## START
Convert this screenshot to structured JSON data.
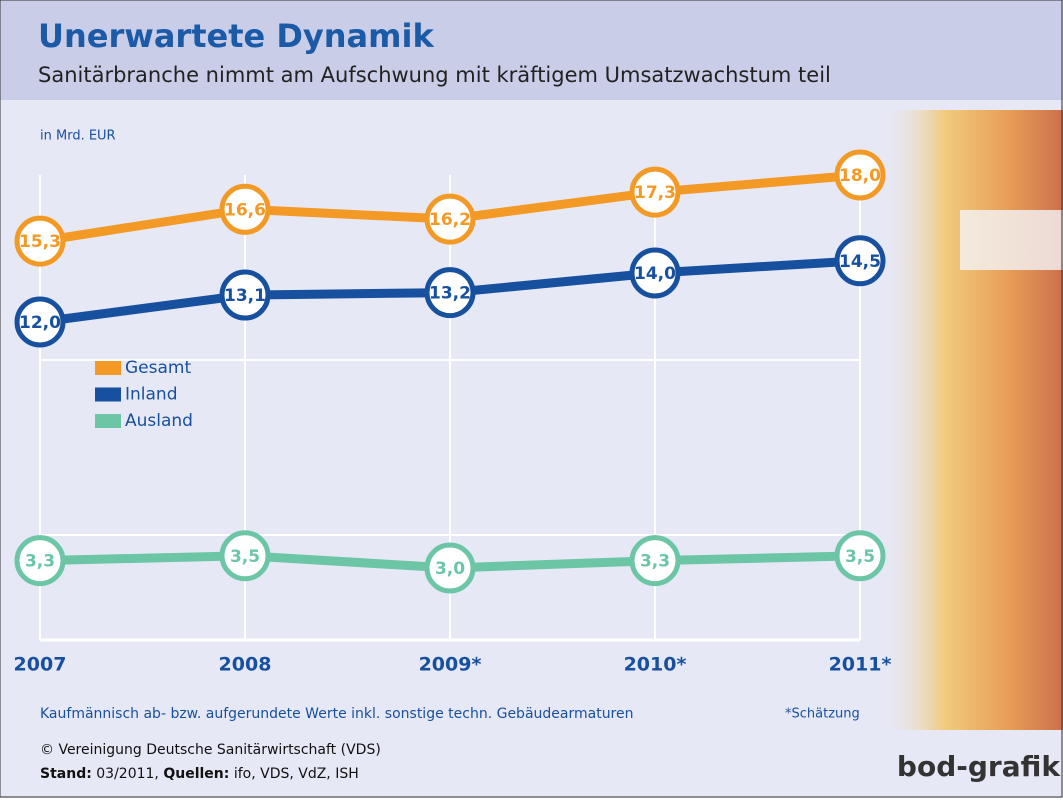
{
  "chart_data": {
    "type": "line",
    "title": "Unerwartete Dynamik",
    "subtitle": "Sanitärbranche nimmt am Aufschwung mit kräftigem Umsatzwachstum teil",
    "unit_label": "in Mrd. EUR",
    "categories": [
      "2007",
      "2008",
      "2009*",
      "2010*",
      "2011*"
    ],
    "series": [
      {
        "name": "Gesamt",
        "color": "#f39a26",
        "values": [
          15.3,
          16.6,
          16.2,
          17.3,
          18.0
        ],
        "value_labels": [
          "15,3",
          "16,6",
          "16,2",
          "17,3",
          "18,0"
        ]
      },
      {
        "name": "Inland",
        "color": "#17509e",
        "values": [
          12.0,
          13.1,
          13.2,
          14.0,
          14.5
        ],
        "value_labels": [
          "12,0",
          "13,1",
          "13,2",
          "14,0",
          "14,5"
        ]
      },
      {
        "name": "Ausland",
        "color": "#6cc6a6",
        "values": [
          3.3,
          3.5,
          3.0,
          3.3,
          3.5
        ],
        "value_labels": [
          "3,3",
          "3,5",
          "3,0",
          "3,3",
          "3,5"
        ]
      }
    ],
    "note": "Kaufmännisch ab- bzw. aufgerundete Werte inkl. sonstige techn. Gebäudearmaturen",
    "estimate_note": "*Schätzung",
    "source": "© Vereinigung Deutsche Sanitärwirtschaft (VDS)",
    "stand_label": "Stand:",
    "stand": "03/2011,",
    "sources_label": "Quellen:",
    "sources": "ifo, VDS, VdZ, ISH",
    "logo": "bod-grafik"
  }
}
## END
> [Objective] Transcribe the listing above verbatim. Omit the pictures.

> [Right answer]
Convert this screenshot to structured JSON data.
{
  "chart_data": {
    "type": "line",
    "title": "Unerwartete Dynamik",
    "subtitle": "Sanitärbranche nimmt am Aufschwung mit kräftigem Umsatzwachstum teil",
    "unit_label": "in Mrd. EUR",
    "categories": [
      "2007",
      "2008",
      "2009*",
      "2010*",
      "2011*"
    ],
    "series": [
      {
        "name": "Gesamt",
        "color": "#f39a26",
        "values": [
          15.3,
          16.6,
          16.2,
          17.3,
          18.0
        ],
        "value_labels": [
          "15,3",
          "16,6",
          "16,2",
          "17,3",
          "18,0"
        ]
      },
      {
        "name": "Inland",
        "color": "#17509e",
        "values": [
          12.0,
          13.1,
          13.2,
          14.0,
          14.5
        ],
        "value_labels": [
          "12,0",
          "13,1",
          "13,2",
          "14,0",
          "14,5"
        ]
      },
      {
        "name": "Ausland",
        "color": "#6cc6a6",
        "values": [
          3.3,
          3.5,
          3.0,
          3.3,
          3.5
        ],
        "value_labels": [
          "3,3",
          "3,5",
          "3,0",
          "3,3",
          "3,5"
        ]
      }
    ],
    "note": "Kaufmännisch ab- bzw. aufgerundete Werte inkl. sonstige techn. Gebäudearmaturen",
    "estimate_note": "*Schätzung",
    "source": "© Vereinigung Deutsche Sanitärwirtschaft (VDS)",
    "stand_label": "Stand:",
    "stand": "03/2011,",
    "sources_label": "Quellen:",
    "sources": "ifo, VDS, VdZ, ISH",
    "logo": "bod-grafik"
  }
}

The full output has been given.